— Start of Records provided —
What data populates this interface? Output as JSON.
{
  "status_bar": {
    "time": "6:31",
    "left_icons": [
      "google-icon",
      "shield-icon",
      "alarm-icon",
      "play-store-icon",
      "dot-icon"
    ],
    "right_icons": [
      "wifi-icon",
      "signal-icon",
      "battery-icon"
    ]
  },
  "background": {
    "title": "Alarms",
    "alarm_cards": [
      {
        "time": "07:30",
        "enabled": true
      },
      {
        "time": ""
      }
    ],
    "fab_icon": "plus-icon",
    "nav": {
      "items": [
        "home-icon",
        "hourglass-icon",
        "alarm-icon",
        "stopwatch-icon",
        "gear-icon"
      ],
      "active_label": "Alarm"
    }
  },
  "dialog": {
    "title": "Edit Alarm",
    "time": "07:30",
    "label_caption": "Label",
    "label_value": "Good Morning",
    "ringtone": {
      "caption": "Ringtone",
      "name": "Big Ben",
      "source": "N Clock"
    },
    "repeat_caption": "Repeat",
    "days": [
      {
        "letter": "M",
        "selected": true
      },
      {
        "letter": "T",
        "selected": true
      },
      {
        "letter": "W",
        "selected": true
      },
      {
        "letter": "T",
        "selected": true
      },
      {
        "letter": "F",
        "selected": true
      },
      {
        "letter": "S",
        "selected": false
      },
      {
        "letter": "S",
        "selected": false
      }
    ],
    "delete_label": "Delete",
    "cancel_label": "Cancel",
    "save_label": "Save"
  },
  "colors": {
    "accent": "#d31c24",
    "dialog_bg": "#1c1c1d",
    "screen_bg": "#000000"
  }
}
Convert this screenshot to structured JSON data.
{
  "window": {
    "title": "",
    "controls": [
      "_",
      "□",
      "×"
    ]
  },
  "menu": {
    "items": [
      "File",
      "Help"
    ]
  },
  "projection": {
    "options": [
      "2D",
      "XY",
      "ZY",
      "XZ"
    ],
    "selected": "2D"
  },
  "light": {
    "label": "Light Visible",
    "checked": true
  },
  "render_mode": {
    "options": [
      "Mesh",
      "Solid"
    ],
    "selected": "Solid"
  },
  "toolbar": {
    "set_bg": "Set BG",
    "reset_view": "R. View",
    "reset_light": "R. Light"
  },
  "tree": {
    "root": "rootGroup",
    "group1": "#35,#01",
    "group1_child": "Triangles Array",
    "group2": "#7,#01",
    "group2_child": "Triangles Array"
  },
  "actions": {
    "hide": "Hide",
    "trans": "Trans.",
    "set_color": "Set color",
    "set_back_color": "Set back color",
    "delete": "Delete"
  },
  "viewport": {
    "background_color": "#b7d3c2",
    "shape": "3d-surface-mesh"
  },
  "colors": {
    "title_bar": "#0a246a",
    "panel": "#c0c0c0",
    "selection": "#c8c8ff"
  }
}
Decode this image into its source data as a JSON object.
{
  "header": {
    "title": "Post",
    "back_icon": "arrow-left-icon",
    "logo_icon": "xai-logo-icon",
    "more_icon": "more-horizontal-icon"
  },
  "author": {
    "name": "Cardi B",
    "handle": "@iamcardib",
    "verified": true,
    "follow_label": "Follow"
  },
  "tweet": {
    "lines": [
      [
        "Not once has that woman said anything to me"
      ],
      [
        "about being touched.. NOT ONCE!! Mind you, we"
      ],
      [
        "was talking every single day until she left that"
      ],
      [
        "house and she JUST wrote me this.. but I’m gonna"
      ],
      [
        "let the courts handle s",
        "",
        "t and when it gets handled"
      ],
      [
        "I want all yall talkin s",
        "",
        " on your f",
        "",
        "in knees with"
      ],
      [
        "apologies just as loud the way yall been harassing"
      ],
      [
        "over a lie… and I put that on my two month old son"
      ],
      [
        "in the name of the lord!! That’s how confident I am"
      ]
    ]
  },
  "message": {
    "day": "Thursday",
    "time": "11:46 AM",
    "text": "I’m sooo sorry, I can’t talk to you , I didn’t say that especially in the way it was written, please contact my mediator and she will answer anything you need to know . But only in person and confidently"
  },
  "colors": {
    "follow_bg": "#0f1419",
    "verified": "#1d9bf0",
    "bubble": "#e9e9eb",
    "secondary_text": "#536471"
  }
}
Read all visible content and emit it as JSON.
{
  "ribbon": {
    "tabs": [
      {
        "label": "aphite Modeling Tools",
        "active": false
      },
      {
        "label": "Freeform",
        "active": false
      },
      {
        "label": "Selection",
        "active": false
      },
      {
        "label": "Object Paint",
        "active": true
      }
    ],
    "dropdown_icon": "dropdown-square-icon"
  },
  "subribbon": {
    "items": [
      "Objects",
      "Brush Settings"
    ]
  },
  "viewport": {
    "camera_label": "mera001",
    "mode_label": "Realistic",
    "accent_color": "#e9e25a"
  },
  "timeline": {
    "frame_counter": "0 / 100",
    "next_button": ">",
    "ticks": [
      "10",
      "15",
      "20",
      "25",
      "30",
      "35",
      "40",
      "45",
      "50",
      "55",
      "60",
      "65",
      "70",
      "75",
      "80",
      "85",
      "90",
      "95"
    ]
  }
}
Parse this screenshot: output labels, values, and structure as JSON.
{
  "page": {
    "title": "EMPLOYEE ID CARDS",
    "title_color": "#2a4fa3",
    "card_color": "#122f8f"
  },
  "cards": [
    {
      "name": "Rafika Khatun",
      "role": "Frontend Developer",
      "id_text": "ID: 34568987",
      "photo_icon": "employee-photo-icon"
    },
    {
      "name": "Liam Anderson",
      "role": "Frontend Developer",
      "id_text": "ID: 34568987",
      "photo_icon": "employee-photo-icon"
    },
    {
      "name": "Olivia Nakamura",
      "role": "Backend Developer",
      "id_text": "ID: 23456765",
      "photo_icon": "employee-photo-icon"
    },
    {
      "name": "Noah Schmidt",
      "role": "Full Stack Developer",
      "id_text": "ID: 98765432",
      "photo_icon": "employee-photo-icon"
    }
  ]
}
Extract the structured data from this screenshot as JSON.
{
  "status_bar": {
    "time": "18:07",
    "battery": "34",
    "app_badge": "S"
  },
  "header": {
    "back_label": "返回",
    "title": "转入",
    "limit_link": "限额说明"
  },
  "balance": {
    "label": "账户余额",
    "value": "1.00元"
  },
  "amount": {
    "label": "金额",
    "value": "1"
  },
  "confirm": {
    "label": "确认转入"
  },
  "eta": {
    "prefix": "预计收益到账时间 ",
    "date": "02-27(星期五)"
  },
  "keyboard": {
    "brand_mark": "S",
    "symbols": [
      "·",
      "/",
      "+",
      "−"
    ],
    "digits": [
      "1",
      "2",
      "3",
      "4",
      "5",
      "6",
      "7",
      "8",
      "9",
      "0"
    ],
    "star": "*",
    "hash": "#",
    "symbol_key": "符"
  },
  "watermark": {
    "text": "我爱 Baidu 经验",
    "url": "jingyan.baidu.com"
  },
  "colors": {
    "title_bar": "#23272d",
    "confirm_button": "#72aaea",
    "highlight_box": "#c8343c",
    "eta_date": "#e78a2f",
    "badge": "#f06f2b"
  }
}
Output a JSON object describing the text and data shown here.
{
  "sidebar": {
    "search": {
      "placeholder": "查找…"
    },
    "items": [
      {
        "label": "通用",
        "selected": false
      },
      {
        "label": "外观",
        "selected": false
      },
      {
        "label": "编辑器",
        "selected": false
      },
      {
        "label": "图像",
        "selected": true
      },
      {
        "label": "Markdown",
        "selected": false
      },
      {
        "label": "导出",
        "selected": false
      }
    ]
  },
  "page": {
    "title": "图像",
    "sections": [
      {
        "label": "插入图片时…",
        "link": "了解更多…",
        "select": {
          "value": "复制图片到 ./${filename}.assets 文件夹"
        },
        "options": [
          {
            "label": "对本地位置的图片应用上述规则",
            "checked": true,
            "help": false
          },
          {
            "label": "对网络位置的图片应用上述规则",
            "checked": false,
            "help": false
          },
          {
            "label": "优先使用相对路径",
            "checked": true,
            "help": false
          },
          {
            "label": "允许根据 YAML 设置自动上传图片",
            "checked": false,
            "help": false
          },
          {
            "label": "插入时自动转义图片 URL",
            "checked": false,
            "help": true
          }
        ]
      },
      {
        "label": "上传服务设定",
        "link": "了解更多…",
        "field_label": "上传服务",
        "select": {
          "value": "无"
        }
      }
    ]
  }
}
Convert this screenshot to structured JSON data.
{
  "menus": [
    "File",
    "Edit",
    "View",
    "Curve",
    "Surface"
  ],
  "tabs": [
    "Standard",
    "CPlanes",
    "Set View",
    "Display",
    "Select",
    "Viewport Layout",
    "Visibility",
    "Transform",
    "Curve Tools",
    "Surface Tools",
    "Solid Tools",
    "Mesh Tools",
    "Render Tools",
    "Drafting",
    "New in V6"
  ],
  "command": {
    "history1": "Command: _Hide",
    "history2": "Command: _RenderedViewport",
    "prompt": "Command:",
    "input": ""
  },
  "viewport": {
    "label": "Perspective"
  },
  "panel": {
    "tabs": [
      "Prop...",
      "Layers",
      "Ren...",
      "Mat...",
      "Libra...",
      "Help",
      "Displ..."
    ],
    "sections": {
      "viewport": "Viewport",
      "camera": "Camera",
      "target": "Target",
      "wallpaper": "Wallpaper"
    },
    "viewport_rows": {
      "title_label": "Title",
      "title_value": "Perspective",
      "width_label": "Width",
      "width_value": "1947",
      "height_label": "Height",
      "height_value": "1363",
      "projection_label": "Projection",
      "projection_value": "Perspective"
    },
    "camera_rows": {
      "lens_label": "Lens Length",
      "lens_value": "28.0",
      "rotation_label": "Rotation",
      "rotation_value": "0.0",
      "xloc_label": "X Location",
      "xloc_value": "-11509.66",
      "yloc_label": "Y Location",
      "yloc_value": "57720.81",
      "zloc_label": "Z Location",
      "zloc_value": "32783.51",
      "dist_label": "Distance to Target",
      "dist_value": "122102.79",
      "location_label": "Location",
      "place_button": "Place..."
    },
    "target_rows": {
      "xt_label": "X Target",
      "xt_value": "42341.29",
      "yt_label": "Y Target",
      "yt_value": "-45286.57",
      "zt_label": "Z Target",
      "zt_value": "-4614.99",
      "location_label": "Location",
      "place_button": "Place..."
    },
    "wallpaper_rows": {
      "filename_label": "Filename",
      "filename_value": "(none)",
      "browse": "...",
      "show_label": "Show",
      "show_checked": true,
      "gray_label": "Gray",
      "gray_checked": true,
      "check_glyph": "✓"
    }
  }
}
— End of Records provided —
* [Given request]: Copy the lines from the entries above in which the word "screenshot" appears.

* [The response]:
Convert this screenshot to structured JSON data.
Parse this screenshot: output labels, values, and structure as JSON.
Extract the structured data from this screenshot as JSON.
Convert this screenshot to structured JSON data.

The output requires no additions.